_What you need to do_
1. According to the poetry column, for how long has the columnist been publishing poems?
2. Decide whether each statement agrees with the poetry column: (a) the columnist has appeared in a Best American Poetry anthology; (b) the columnist taught more freshman composition than creative writing; (c) the columnist has an agent. For each, answer yes or no and quote the deciding words.

_Document segment_
-- -- --
No.33 - February 2019
David Graham's POETIC LICENSE 2019 February No. 33
I’m Nobody! And So Are You!
I’m Nobody! And So Are You!
In last month’s column I spoke up for both poets and poems considered minor, despite being quite wonderful, and lamented the fact that this sort of either/or thinking inevitably means that many fine poems and poets are too seldom represented in anthologies, textbooks, and classrooms, and thus too soon forgotten.
Most of us will be forgotten, some sooner than others, if we’re even lucky enough to be noticed at all. But at least for my time on earth I wish to read as many good poems as possible, and to the extent that the major/minor dichotomy interferes with that, I say the hell with it.
I could be accused of special pleading here, since I am nothing if not a minor poet myself, even within the overstuffed world of arguably minor contemporary American poets. I’ve been publishing poems for over forty years without attracting the notice of the Pulitzer Prize committee, the MacArthur Foundation, or those dullards at the Nobel Prize headquarters. My face has not appeared on the cover of American Poetry Review, nor have I been interviewed on NPR or invited to read at The Dodge Poetry Festival. I don’t have an agent or go on book tours. In my teaching career I was not on the faculty at The Iowa Writers Workshop but instead at an excellent but tiny college in Wisconsin that most of you have not heard of, and where I taught a lot more freshman composition than creative writing courses. I’ve not yet appeared in a Best American Poetry anthology. While it was not my dream as an eighteen year old baby poet to live out my literary life in such obscurity, I have long since come to terms with the facts of my case. And the fact remains that I’ve enjoyed a very lucky career, publishing widely and often, which has put me in touch with many fine folks and enriched my life in a thousand ways. Robert Frost I am not, but I have no complaints.
-- -- --
_Extracted data_
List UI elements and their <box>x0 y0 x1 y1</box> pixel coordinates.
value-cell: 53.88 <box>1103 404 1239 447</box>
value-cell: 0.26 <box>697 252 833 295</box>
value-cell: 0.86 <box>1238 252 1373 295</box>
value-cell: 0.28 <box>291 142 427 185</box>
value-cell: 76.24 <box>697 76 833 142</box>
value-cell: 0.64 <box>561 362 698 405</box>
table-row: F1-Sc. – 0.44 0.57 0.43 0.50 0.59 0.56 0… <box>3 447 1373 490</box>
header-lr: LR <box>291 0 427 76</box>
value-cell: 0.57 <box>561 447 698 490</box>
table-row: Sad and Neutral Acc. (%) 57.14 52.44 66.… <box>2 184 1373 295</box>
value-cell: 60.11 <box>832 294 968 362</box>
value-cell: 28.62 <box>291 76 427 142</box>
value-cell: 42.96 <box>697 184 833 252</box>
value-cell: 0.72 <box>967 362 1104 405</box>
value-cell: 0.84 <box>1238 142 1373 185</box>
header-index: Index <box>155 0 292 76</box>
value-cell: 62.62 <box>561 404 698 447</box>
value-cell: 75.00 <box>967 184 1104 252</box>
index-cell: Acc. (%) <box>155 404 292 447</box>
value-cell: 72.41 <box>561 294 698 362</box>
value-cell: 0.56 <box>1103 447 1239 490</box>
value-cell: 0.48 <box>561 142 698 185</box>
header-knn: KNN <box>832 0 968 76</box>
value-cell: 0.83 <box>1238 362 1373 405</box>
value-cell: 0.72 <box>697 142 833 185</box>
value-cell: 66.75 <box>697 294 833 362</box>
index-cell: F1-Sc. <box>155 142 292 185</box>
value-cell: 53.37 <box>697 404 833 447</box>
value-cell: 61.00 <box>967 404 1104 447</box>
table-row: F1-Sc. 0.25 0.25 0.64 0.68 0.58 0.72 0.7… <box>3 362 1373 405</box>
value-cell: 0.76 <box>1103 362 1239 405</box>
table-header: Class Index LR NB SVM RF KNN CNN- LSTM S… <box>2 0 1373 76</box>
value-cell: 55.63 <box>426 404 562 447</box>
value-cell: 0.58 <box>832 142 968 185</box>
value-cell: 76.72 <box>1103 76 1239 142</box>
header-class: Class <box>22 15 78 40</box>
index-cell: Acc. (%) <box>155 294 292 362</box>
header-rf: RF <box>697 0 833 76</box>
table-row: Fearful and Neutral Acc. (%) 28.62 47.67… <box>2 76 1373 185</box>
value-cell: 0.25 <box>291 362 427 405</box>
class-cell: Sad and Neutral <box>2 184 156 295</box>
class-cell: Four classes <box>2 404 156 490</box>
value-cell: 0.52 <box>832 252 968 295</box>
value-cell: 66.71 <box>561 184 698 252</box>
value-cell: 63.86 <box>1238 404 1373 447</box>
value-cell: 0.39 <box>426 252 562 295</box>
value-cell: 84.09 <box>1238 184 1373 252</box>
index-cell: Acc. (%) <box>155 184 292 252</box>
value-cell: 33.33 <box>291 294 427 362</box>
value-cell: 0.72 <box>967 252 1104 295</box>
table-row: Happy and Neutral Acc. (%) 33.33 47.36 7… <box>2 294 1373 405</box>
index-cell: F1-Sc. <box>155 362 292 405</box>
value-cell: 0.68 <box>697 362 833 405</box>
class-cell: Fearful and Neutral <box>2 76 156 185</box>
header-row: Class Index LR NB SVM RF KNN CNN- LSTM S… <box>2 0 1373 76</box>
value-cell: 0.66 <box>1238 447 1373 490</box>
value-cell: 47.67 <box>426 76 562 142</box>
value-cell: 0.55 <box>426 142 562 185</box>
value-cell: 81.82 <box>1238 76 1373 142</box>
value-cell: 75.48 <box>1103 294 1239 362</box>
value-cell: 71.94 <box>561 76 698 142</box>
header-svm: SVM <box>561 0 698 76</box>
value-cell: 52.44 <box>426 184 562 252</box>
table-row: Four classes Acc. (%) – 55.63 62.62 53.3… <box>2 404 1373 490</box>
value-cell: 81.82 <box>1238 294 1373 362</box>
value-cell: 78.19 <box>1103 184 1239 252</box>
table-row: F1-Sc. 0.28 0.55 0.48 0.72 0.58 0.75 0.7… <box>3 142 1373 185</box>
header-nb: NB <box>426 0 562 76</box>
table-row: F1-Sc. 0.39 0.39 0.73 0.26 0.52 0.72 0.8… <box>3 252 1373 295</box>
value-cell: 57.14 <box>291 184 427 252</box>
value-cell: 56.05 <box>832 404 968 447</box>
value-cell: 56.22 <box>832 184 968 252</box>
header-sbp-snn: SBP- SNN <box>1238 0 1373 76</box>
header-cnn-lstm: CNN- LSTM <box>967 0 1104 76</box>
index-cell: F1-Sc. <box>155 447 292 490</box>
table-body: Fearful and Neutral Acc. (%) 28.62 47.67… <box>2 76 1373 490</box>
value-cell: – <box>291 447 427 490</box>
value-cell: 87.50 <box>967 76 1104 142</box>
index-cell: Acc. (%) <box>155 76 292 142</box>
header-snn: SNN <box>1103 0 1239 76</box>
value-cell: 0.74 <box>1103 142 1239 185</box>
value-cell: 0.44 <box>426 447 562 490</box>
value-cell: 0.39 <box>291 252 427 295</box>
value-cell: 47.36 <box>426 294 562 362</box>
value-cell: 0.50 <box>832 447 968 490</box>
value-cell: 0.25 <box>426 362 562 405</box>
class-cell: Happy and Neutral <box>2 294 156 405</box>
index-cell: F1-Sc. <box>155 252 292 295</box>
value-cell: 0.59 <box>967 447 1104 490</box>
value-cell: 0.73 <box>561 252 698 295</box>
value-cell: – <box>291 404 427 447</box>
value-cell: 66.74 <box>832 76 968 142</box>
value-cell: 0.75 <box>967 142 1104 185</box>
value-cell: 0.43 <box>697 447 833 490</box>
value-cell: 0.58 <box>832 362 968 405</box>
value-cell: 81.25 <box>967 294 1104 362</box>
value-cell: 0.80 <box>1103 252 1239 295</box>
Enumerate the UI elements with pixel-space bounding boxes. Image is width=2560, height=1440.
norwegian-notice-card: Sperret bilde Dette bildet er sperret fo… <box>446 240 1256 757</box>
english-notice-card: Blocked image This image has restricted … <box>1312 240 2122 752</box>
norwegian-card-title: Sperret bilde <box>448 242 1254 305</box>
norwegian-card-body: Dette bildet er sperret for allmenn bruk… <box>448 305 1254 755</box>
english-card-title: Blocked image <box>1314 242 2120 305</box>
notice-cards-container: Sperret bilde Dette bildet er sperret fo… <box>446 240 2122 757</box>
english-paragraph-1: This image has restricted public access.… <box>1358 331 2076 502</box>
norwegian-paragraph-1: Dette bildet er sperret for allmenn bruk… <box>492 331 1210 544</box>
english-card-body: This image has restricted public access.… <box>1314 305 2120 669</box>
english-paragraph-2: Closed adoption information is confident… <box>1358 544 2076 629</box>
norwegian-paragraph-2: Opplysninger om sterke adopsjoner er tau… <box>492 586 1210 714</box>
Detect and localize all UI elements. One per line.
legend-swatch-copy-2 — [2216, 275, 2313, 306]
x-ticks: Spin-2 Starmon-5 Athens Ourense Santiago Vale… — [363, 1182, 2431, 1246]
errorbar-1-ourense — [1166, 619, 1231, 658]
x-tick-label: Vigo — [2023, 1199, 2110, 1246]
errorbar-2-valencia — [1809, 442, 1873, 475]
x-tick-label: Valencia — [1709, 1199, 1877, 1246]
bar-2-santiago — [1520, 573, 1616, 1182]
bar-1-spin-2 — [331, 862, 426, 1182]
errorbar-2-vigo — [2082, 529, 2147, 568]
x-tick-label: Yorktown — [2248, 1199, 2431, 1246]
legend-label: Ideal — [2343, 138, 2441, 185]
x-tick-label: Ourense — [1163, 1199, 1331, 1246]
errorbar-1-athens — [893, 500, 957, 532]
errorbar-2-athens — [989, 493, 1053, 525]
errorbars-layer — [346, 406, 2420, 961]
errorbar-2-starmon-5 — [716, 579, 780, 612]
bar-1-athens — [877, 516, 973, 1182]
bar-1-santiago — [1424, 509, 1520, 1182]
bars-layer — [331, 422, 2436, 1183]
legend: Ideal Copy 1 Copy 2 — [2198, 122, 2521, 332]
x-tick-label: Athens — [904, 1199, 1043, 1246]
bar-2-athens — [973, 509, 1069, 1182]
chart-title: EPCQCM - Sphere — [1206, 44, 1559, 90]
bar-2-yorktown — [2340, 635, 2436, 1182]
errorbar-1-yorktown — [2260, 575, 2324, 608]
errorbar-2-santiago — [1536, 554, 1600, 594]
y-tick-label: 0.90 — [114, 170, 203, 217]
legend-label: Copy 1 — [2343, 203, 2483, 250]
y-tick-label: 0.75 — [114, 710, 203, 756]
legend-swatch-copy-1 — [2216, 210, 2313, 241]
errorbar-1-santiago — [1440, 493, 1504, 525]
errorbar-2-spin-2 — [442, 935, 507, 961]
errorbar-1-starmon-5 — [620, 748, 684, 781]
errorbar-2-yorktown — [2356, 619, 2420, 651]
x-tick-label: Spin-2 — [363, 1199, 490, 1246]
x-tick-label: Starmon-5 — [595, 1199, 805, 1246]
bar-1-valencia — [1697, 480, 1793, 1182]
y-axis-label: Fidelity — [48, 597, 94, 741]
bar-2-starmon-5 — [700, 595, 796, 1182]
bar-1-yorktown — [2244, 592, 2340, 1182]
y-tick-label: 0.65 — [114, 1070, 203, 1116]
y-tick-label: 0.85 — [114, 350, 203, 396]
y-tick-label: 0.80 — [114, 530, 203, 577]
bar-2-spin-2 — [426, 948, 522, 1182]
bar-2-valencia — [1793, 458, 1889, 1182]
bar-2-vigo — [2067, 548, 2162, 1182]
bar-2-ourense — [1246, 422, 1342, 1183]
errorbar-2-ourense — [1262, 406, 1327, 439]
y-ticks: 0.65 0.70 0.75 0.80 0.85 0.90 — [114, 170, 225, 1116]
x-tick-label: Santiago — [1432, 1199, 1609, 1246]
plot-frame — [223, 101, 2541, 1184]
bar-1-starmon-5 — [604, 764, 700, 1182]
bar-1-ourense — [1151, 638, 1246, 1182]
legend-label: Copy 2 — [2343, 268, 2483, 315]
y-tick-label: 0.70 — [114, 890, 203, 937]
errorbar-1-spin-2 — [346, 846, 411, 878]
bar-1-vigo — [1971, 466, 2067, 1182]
-- -- --
_Solutions to the tasks_
1. For over forty years.

2.
(a) No: "I’ve not yet appeared in a Best American Poetry anthology."
(b) Yes: "where I taught a lot more freshman composition than creative writing courses"
(c) No: "I don’t have an agent or go on book tours."